What to do:
State only the number of lines that include "安全装置".
# start of Provided entries
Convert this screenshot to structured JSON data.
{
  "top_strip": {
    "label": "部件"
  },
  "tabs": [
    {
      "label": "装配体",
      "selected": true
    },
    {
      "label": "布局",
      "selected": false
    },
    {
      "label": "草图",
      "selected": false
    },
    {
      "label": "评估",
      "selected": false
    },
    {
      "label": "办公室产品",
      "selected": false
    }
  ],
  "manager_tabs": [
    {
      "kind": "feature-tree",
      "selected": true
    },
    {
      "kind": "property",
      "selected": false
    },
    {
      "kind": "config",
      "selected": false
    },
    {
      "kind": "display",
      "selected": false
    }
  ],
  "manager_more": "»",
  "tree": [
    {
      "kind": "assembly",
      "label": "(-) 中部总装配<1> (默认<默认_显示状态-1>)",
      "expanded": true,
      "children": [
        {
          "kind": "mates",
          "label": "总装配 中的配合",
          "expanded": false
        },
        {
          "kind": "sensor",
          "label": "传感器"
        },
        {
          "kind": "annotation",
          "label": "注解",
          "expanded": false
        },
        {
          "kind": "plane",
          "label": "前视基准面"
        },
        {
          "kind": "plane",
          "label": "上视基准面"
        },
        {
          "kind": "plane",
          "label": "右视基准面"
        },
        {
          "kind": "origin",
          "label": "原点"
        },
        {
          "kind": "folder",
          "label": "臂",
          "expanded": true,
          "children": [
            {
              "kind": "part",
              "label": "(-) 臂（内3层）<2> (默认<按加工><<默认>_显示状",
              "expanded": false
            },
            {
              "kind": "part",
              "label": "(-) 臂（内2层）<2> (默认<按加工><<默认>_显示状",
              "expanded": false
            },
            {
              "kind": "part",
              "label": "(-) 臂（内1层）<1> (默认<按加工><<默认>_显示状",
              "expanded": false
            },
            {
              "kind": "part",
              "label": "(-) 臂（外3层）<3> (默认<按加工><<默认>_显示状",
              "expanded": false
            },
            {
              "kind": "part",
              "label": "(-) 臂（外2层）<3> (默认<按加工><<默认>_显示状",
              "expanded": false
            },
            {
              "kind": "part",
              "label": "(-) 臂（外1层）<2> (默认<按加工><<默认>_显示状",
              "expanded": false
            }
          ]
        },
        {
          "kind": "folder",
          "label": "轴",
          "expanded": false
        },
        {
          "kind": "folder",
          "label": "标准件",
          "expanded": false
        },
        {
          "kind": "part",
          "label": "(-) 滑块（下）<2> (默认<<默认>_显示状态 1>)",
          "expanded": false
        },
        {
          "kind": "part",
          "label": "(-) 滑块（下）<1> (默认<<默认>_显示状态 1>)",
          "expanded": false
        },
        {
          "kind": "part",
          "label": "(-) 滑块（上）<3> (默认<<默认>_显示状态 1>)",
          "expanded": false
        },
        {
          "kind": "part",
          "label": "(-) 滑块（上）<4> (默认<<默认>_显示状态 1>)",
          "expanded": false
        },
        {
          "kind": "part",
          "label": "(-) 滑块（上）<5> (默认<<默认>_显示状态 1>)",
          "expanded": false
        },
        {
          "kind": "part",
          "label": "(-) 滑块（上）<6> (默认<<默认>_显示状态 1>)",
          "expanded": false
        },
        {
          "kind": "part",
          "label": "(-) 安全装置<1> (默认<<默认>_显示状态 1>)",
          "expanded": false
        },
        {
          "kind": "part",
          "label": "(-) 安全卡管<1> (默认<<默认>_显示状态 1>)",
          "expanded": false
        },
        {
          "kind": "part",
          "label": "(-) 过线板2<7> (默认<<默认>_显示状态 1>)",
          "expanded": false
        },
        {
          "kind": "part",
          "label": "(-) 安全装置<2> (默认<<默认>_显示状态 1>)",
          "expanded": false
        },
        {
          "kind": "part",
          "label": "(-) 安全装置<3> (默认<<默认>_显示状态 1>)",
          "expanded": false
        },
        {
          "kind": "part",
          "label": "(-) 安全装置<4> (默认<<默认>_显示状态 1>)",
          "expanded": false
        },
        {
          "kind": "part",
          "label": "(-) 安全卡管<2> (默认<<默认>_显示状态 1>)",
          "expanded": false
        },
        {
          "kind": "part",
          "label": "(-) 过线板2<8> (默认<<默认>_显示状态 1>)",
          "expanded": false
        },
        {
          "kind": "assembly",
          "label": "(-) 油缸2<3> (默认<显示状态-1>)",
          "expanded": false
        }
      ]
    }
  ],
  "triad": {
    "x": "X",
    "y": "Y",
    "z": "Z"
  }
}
# end of Provided entries
Output for this task:
4